* _Your instructions_:
Go through the data below and gather each line containing "Hello".

* _Stored data_:

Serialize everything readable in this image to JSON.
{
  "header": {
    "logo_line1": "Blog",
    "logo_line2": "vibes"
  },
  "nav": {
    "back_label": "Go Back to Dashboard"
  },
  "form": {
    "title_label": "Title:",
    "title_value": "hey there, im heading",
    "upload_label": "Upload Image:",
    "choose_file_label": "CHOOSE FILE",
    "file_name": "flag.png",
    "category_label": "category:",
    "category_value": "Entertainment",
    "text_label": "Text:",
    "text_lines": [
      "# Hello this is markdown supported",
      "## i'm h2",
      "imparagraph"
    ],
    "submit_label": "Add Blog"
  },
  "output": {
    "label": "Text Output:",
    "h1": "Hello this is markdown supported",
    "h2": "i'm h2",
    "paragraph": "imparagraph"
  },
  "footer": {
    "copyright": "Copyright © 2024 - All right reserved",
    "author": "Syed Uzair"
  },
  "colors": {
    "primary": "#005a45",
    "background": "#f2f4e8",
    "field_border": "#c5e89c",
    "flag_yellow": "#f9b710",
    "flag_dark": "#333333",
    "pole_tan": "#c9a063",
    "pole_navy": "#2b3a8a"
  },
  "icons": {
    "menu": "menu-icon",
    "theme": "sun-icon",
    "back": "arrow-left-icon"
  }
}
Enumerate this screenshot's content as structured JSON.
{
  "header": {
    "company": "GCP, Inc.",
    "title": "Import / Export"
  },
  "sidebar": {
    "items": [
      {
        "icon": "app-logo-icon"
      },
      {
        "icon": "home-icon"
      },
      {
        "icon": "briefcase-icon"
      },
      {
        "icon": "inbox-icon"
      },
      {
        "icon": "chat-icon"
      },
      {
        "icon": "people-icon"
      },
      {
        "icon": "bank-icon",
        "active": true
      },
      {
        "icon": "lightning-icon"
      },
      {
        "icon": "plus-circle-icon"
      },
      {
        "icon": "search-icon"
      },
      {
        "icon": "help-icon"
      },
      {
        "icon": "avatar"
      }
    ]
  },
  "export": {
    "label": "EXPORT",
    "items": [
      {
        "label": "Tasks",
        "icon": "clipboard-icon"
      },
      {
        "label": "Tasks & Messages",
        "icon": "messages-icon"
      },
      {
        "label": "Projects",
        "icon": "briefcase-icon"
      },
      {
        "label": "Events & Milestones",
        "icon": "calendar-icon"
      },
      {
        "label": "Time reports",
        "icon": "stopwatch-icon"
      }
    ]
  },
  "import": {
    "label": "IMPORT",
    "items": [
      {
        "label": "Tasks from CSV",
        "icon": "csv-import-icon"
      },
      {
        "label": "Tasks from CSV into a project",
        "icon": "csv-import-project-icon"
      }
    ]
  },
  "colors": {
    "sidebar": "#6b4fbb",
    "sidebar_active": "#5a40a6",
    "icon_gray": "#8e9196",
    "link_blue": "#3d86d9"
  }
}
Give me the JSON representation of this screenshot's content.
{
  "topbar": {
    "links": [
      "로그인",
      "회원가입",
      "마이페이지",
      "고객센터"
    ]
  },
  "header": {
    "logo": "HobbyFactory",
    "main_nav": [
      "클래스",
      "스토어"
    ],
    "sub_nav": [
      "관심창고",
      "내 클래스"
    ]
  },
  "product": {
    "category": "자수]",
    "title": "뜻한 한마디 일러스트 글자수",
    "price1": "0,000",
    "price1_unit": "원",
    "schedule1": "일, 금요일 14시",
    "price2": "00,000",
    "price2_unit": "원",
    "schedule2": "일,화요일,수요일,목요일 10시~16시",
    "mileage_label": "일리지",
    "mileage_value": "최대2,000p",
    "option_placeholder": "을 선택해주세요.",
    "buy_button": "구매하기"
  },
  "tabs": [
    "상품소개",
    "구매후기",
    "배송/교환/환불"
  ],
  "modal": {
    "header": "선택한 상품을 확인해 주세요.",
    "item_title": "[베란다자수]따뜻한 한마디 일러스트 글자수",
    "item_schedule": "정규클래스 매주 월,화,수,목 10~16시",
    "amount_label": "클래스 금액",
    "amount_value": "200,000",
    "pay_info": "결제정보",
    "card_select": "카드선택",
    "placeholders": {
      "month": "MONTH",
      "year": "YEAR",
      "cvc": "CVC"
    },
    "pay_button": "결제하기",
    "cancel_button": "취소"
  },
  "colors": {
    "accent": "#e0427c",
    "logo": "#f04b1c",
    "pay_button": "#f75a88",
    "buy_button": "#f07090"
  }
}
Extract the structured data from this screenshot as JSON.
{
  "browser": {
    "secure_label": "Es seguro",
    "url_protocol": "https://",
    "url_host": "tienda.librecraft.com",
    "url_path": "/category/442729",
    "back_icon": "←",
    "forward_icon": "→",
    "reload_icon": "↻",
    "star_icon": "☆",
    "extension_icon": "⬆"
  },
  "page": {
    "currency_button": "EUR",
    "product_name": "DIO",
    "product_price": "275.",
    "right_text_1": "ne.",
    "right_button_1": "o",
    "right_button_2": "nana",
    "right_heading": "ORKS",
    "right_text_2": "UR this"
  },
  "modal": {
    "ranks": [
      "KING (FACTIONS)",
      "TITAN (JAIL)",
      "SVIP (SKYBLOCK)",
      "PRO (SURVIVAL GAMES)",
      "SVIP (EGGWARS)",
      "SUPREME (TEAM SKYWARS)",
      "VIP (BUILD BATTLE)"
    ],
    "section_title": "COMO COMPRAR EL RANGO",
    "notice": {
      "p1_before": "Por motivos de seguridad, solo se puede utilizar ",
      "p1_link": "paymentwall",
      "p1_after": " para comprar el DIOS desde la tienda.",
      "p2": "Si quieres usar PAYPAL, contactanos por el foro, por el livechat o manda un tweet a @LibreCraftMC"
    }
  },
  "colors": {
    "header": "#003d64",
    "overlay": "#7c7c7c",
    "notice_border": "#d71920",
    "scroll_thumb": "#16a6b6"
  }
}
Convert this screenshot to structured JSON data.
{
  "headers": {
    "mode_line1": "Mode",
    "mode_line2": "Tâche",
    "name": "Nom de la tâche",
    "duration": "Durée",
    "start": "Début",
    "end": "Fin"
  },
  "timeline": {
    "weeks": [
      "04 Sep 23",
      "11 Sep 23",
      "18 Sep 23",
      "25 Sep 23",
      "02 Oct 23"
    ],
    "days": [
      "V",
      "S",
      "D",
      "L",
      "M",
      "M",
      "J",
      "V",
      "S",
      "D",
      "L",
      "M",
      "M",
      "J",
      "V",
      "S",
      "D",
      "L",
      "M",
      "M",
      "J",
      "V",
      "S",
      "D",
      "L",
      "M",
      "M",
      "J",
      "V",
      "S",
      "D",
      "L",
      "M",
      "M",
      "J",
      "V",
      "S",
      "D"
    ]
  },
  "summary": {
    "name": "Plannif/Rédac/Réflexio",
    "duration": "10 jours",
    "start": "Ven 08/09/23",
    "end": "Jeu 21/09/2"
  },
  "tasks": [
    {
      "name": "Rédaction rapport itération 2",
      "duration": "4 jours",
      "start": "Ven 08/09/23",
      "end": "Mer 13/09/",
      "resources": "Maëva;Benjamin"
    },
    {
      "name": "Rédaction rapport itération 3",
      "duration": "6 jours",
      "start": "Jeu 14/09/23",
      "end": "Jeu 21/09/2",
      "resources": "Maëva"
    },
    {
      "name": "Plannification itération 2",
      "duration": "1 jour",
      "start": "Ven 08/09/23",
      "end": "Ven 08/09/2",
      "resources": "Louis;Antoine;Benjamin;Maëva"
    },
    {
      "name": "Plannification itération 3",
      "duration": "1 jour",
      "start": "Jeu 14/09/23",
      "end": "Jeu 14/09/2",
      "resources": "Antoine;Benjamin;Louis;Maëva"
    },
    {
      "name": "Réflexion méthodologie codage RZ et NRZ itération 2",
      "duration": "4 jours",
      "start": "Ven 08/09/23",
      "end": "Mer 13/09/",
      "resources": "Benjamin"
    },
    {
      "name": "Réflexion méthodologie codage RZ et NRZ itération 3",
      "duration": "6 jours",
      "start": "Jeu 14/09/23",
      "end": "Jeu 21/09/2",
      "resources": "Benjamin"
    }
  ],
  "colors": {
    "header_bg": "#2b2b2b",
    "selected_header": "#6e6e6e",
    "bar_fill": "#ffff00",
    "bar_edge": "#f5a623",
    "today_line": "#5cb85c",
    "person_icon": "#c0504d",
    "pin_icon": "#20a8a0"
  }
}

* _Result for this exercise_:
      "# Hello this is markdown supported",
    "h1": "Hello this is markdown supported",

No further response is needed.